• Task prompt: Restate the material word for word and leave out anything that is a picture.
+ + + + + + +
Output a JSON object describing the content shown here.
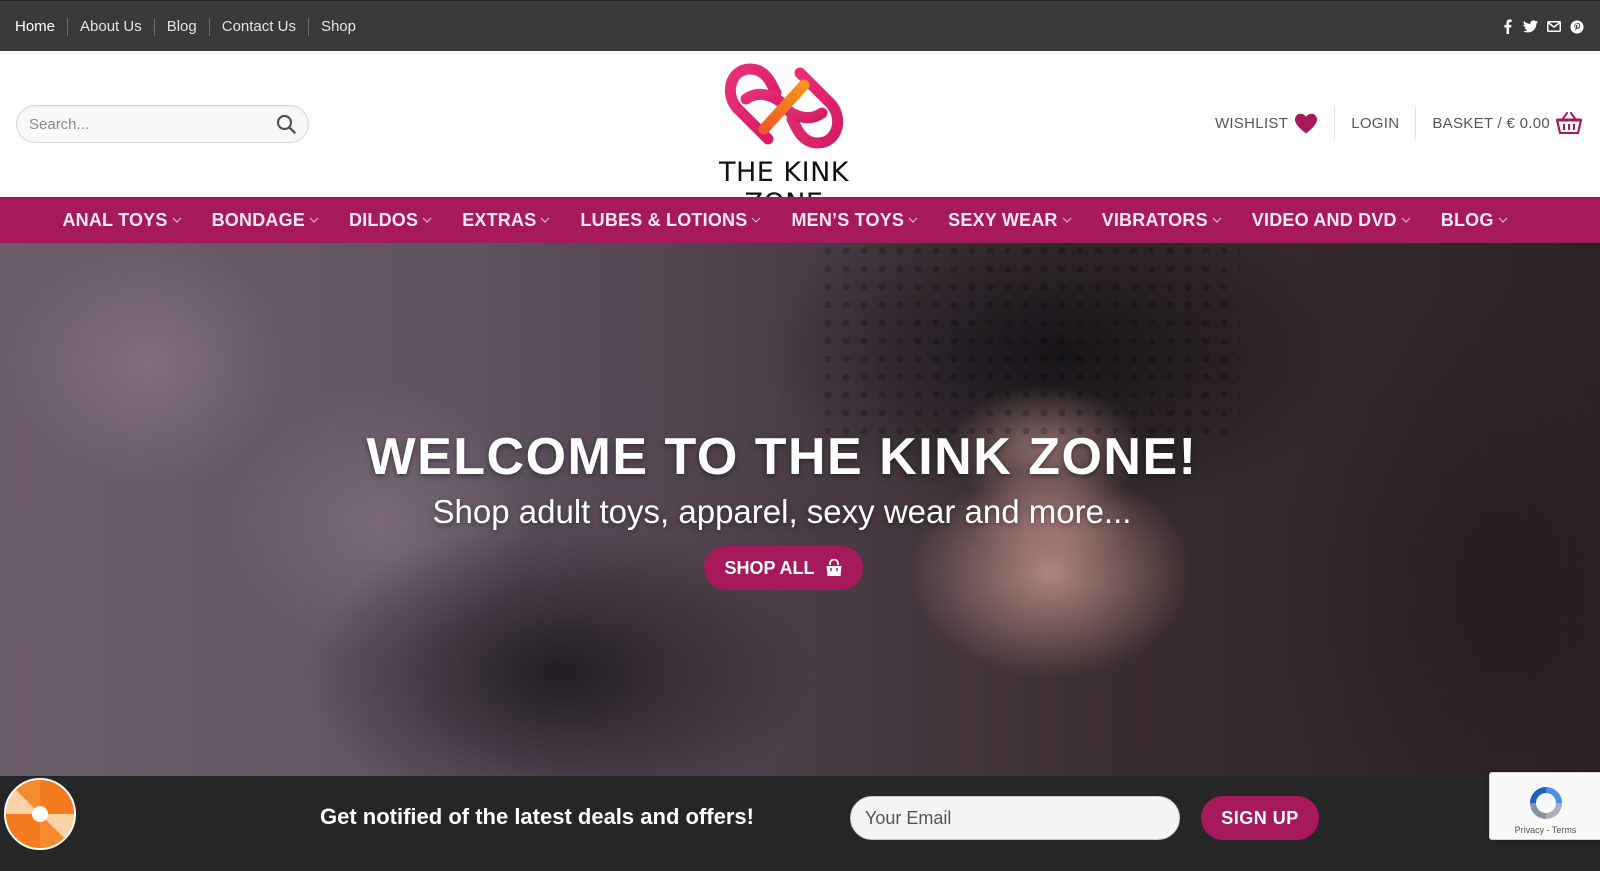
{
  "topbar": {
    "links": [
      "Home",
      "About Us",
      "Blog",
      "Contact Us",
      "Shop"
    ],
    "social_icons": [
      "facebook-icon",
      "twitter-icon",
      "email-icon",
      "pinterest-icon"
    ]
  },
  "header": {
    "search_placeholder": "Search...",
    "logo_text": "THE KINK ZONE",
    "wishlist_label": "WISHLIST",
    "login_label": "LOGIN",
    "basket_label": "BASKET / € 0.00"
  },
  "nav": {
    "items": [
      "ANAL TOYS",
      "BONDAGE",
      "DILDOS",
      "EXTRAS",
      "LUBES & LOTIONS",
      "MEN’S TOYS",
      "SEXY WEAR",
      "VIBRATORS",
      "VIDEO AND DVD",
      "BLOG"
    ]
  },
  "hero": {
    "title": "WELCOME TO THE KINK ZONE!",
    "subtitle": "Shop adult toys, apparel, sexy wear and more...",
    "button_label": "SHOP ALL"
  },
  "newsletter": {
    "text": "Get notified of the latest deals and offers!",
    "email_placeholder": "Your Email",
    "button_label": "SIGN UP"
  },
  "recaptcha": {
    "text": "Privacy - Terms"
  },
  "colors": {
    "brand": "#a6195a",
    "topbar": "#3a3a3a",
    "footer": "#262626",
    "logo_orange": "#f26a2a"
  }
}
+ + + + + + +
• The output:
Output a JSON object describing the content shown here.
{
  "topbar": {
    "links": [
      "Home",
      "About Us",
      "Blog",
      "Contact Us",
      "Shop"
    ],
    "social_icons": [
      "facebook-icon",
      "twitter-icon",
      "email-icon",
      "pinterest-icon"
    ]
  },
  "header": {
    "search_placeholder": "Search...",
    "logo_text": "THE KINK ZONE",
    "wishlist_label": "WISHLIST",
    "login_label": "LOGIN",
    "basket_label": "BASKET / € 0.00"
  },
  "nav": {
    "items": [
      "ANAL TOYS",
      "BONDAGE",
      "DILDOS",
      "EXTRAS",
      "LUBES & LOTIONS",
      "MEN’S TOYS",
      "SEXY WEAR",
      "VIBRATORS",
      "VIDEO AND DVD",
      "BLOG"
    ]
  },
  "hero": {
    "title": "WELCOME TO THE KINK ZONE!",
    "subtitle": "Shop adult toys, apparel, sexy wear and more...",
    "button_label": "SHOP ALL"
  },
  "newsletter": {
    "text": "Get notified of the latest deals and offers!",
    "email_placeholder": "Your Email",
    "button_label": "SIGN UP"
  },
  "recaptcha": {
    "text": "Privacy - Terms"
  },
  "colors": {
    "brand": "#a6195a",
    "topbar": "#3a3a3a",
    "footer": "#262626",
    "logo_orange": "#f26a2a"
  }
}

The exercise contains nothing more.